# Given exercise
Go through the material below and count the lines with the string "fois"; the number is the whole answer.

-- Start Records for this exercise --

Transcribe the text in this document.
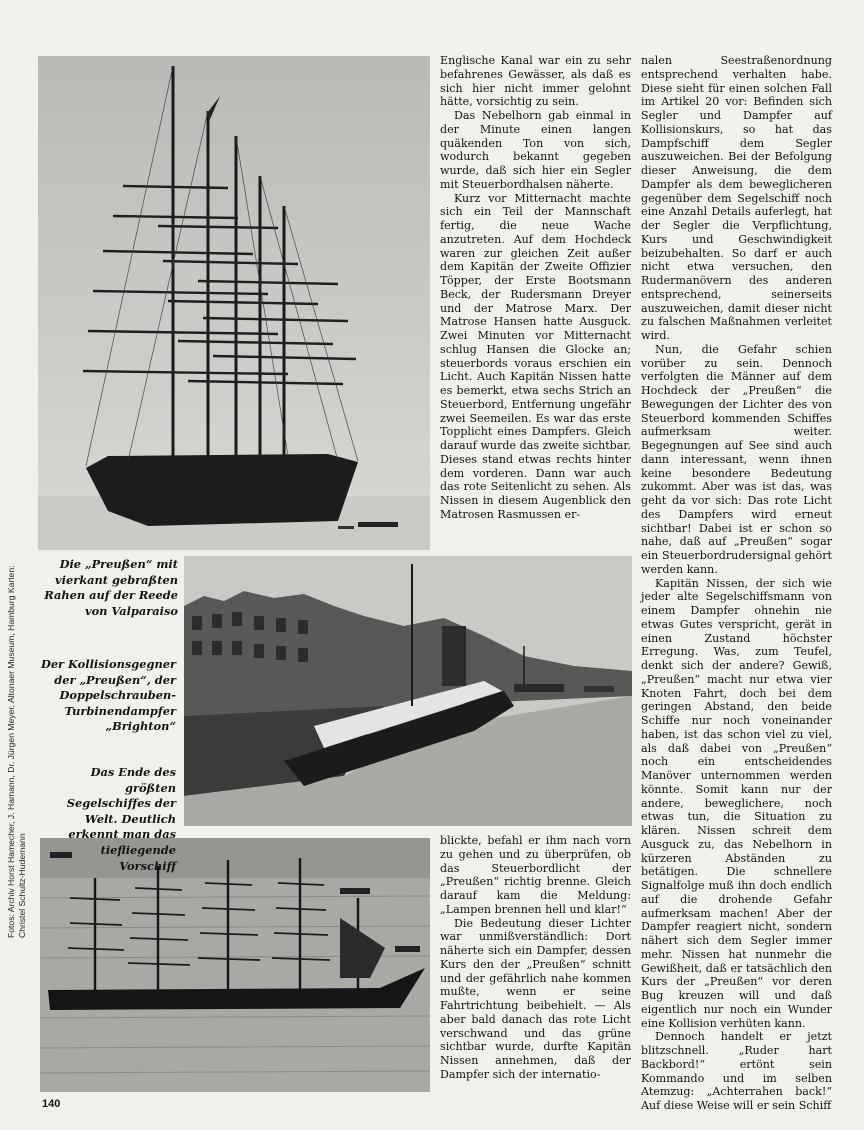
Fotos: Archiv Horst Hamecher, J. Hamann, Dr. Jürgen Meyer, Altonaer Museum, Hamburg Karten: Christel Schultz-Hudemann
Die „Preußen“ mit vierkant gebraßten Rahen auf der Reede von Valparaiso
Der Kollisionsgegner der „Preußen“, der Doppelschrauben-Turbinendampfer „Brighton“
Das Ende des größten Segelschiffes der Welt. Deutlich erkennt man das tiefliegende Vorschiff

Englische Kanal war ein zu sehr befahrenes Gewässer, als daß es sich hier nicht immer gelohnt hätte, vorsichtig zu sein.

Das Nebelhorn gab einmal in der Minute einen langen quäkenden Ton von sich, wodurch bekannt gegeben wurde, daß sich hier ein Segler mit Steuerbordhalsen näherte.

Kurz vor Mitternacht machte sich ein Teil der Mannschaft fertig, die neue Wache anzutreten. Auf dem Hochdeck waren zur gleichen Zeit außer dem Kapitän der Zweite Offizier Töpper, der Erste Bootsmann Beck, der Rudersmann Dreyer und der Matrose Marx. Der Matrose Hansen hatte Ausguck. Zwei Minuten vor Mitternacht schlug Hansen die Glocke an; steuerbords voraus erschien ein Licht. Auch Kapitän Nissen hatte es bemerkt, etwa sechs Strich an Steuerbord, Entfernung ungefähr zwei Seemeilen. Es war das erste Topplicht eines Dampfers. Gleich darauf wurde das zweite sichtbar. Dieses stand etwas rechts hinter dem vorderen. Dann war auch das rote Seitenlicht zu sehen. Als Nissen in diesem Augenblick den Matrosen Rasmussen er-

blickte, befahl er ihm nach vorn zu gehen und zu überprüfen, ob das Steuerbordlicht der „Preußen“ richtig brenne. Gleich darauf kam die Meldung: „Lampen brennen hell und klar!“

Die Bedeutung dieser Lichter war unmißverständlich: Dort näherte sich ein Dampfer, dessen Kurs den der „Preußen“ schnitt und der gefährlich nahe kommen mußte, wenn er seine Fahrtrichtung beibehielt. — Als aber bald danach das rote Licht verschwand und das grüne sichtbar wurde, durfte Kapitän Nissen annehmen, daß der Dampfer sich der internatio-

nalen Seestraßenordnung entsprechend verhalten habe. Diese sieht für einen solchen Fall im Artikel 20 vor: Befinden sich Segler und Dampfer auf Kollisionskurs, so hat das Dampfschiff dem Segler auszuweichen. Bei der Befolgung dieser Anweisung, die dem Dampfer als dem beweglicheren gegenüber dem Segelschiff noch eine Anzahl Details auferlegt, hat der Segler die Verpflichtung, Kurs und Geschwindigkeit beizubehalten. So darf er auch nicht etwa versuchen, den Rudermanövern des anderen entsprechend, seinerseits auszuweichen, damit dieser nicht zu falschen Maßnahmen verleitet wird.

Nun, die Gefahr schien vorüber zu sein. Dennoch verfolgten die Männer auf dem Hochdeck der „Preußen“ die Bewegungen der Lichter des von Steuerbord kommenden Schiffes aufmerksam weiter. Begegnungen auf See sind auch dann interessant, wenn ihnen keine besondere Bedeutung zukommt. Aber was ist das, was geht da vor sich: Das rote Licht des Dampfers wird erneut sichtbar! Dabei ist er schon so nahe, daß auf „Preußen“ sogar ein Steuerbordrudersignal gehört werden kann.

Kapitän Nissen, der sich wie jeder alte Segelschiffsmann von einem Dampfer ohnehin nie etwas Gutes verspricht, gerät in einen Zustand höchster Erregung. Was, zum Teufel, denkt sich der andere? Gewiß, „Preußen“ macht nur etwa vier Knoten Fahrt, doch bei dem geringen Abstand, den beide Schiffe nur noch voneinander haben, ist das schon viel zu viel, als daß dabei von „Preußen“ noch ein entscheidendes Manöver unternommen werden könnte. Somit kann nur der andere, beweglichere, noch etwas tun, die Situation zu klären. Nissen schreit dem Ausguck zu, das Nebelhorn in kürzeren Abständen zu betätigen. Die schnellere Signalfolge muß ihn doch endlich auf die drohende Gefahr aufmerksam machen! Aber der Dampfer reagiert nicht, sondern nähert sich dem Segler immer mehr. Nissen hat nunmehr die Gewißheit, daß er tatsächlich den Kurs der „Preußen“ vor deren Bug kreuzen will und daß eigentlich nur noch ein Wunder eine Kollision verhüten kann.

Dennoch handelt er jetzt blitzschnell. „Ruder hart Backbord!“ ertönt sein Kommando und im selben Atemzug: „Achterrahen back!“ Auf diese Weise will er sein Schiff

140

-- End Records for this exercise --
-- Start Records for this exercise --

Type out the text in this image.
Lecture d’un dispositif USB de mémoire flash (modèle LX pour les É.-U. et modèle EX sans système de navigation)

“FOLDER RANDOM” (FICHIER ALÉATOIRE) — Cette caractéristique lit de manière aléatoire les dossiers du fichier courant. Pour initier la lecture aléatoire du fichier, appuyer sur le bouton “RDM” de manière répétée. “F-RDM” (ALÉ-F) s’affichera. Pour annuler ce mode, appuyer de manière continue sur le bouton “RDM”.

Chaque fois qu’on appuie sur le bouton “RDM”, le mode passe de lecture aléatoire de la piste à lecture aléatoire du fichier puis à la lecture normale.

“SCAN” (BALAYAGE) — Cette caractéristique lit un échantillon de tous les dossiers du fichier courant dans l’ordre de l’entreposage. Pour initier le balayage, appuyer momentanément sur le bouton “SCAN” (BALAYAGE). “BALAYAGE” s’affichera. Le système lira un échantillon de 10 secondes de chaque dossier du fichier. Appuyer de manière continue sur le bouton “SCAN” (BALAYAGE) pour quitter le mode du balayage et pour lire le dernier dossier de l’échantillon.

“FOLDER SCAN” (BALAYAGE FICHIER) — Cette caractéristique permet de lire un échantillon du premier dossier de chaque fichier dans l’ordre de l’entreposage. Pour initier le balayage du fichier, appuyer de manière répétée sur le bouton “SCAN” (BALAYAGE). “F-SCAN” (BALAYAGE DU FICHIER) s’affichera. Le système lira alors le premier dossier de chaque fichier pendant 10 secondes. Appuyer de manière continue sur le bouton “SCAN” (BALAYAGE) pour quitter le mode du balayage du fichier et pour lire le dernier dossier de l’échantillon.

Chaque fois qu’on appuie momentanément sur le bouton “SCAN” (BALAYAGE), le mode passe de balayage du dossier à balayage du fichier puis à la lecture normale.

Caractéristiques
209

-- End Records for this exercise --

# Task answer
2